# [WARNING] Do NOT use WDRT with Devices not Eligable for Windows 10



## Swordfishx86 (Jul 27, 2016)

If your phone is not officially supported by Windows 10 (Lumia 520, 525, 620, 630, 635 (512 MB), 720, 820, 920, 925, 1020, 1320, ...) and you do have Windows 10 installed, do NOT use the WDRT (Windows Device Recovery Tool) which will install Windows 8.x on your device. Since Microsoft no longer offers Windows 10 Threshold releases for unsupported devices in the Release Preview Ring chances are that you'll be unable to update to Windows 10 again.

Further reading:
The gavel has fallen on the Insiders window for W10M for older devices
You can no longer get Windows 10 Mobile on unsupported devices
Of versions and branches - the evolving story of Windows Phone and Windows 10


----------



## tofuschnitte (Jul 27, 2016)

seems to be a fact since ms introduced the release-preview-ring for redstone. we will see if they offer something like a legacy ring soon

otherwise: still no problem, or lets say still no problem to spoof the devices to get either th2 or redstone


----------



## Swordfishx86 (Jul 27, 2016)

Changing the registry might be beyond users that were only accustomed to joining the Release Preview Ring with the Windows Insider app till now. Some also might not even try out of fear. Thus this warning.


----------



## dape16 (Jul 27, 2016)

Thanks for the heads up!


----------



## tofuschnitte (Jul 27, 2016)

Swordfishx86 said:


> Changing the registry might be beyond users that were only accustomed to joining the Release Preview Ring with the Windows Insider app till now. Some also might not even try out of fear. Thus this warning.

[DATASET EXCERPT]:
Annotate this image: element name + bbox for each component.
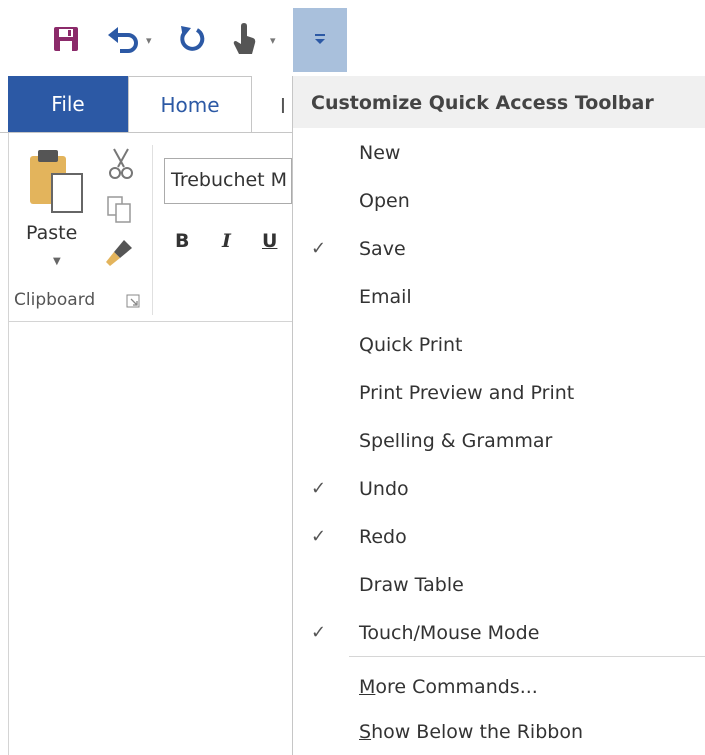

[PROBLEM TO WORK ON]:
In the forum thread about WDRT, what does the abbreviation WDRT stand for?

[PROBLEM SOLUTION]:
Windows Device Recovery Tool